**DIRECTIONS FOR THIS TASK:** Each line below should be quoted exactly, please.

>> start DATASET ENTRIES

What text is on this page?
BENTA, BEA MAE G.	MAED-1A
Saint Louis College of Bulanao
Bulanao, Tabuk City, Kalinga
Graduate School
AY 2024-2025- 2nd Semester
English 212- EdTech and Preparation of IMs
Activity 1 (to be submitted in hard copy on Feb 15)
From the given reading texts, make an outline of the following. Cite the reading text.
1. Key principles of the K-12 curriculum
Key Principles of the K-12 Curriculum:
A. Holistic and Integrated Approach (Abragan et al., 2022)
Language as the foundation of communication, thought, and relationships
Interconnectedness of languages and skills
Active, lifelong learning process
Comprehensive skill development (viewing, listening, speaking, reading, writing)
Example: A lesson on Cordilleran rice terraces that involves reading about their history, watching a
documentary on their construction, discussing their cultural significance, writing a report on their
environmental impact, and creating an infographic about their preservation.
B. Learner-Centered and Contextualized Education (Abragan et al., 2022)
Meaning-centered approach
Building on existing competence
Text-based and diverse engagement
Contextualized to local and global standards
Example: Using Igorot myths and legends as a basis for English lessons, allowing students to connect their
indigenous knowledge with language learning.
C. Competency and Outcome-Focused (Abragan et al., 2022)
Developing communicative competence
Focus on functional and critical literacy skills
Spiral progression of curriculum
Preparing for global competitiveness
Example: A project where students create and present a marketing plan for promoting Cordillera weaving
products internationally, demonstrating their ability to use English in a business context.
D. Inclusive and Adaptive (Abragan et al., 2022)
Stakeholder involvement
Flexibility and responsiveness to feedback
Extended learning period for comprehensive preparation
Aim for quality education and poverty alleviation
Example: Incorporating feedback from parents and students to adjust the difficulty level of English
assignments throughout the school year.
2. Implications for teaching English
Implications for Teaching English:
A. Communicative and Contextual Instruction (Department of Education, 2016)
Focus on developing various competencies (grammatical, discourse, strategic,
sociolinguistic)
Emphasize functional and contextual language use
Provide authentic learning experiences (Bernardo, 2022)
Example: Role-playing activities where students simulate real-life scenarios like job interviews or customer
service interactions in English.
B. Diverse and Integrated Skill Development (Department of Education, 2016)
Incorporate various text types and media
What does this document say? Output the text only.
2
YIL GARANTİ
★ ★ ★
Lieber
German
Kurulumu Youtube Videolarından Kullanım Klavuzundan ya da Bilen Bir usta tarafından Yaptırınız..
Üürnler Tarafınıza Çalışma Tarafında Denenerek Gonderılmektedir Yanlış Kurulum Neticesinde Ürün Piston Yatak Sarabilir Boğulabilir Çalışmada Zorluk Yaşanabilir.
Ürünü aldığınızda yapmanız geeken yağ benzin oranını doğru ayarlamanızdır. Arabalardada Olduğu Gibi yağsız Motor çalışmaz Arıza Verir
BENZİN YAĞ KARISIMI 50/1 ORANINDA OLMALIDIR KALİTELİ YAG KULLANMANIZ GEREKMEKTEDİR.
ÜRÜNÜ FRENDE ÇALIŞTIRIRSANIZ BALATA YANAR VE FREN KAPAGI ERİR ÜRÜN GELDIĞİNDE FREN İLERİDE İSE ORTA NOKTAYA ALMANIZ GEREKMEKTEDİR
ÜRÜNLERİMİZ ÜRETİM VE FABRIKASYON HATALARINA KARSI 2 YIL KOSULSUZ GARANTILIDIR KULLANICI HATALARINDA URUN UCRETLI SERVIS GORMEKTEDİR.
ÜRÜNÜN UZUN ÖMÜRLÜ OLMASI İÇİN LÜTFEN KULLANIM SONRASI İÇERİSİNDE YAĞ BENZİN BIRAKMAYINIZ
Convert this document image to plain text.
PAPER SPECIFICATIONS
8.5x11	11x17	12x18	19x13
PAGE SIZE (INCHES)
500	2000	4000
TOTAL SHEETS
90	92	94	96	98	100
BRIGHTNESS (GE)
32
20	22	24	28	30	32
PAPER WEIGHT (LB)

>> end DATASET ENTRIES

**COMPLETED EXERCISE:**
What text is on this page?
BENTA, BEA MAE G.	MAED-1A
Saint Louis College of Bulanao
Bulanao, Tabuk City, Kalinga
Graduate School
AY 2024-2025- 2nd Semester
English 212- EdTech and Preparation of IMs
Activity 1 (to be submitted in hard copy on Feb 15)
From the given reading texts, make an outline of the following. Cite the reading text.
1. Key principles of the K-12 curriculum
Key Principles of the K-12 Curriculum:
A. Holistic and Integrated Approach (Abragan et al., 2022)
Language as the foundation of communication, thought, and relationships
Interconnectedness of languages and skills
Active, lifelong learning process
Comprehensive skill development (viewing, listening, speaking, reading, writing)
Example: A lesson on Cordilleran rice terraces that involves reading about their history, watching a
documentary on their construction, discussing their cultural significance, writing a report on their
environmental impact, and creating an infographic about their preservation.
B. Learner-Centered and Contextualized Education (Abragan et al., 2022)
Meaning-centered approach
Building on existing competence
Text-based and diverse engagement
Contextualized to local and global standards
Example: Using Igorot myths and legends as a basis for English lessons, allowing students to connect their
indigenous knowledge with language learning.
C. Competency and Outcome-Focused (Abragan et al., 2022)
Developing communicative competence
Focus on functional and critical literacy skills
Spiral progression of curriculum
Preparing for global competitiveness
Example: A project where students create and present a marketing plan for promoting Cordillera weaving
products internationally, demonstrating their ability to use English in a business context.
D. Inclusive and Adaptive (Abragan et al., 2022)
Stakeholder involvement
Flexibility and responsiveness to feedback
Extended learning period for comprehensive preparation
Aim for quality education and poverty alleviation
Example: Incorporating feedback from parents and students to adjust the difficulty level of English
assignments throughout the school year.
2. Implications for teaching English
Implications for Teaching English:
A. Communicative and Contextual Instruction (Department of Education, 2016)
Focus on developing various competencies (grammatical, discourse, strategic,
sociolinguistic)
Emphasize functional and contextual language use
Provide authentic learning experiences (Bernardo, 2022)
Example: Role-playing activities where students simulate real-life scenarios like job interviews or customer
service interactions in English.
B. Diverse and Integrated Skill Development (Department of Education, 2016)
Incorporate various text types and media
What does this document say? Output the text only.
2
YIL GARANTİ
★ ★ ★
Lieber
German
Kurulumu Youtube Videolarından Kullanım Klavuzundan ya da Bilen Bir usta tarafından Yaptırınız..
Üürnler Tarafınıza Çalışma Tarafında Denenerek Gonderılmektedir Yanlış Kurulum Neticesinde Ürün Piston Yatak Sarabilir Boğulabilir Çalışmada Zorluk Yaşanabilir.
Ürünü aldığınızda yapmanız geeken yağ benzin oranını doğru ayarlamanızdır. Arabalardada Olduğu Gibi yağsız Motor çalışmaz Arıza Verir
BENZİN YAĞ KARISIMI 50/1 ORANINDA OLMALIDIR KALİTELİ YAG KULLANMANIZ GEREKMEKTEDİR.
ÜRÜNÜ FRENDE ÇALIŞTIRIRSANIZ BALATA YANAR VE FREN KAPAGI ERİR ÜRÜN GELDIĞİNDE FREN İLERİDE İSE ORTA NOKTAYA ALMANIZ GEREKMEKTEDİR
ÜRÜNLERİMİZ ÜRETİM VE FABRIKASYON HATALARINA KARSI 2 YIL KOSULSUZ GARANTILIDIR KULLANICI HATALARINDA URUN UCRETLI SERVIS GORMEKTEDİR.
ÜRÜNÜN UZUN ÖMÜRLÜ OLMASI İÇİN LÜTFEN KULLANIM SONRASI İÇERİSİNDE YAĞ BENZİN BIRAKMAYINIZ
Convert this document image to plain text.
PAPER SPECIFICATIONS
8.5x11	11x17	12x18	19x13
PAGE SIZE (INCHES)
500	2000	4000
TOTAL SHEETS
90	92	94	96	98	100
BRIGHTNESS (GE)
32
20	22	24	28	30	32
PAPER WEIGHT (LB)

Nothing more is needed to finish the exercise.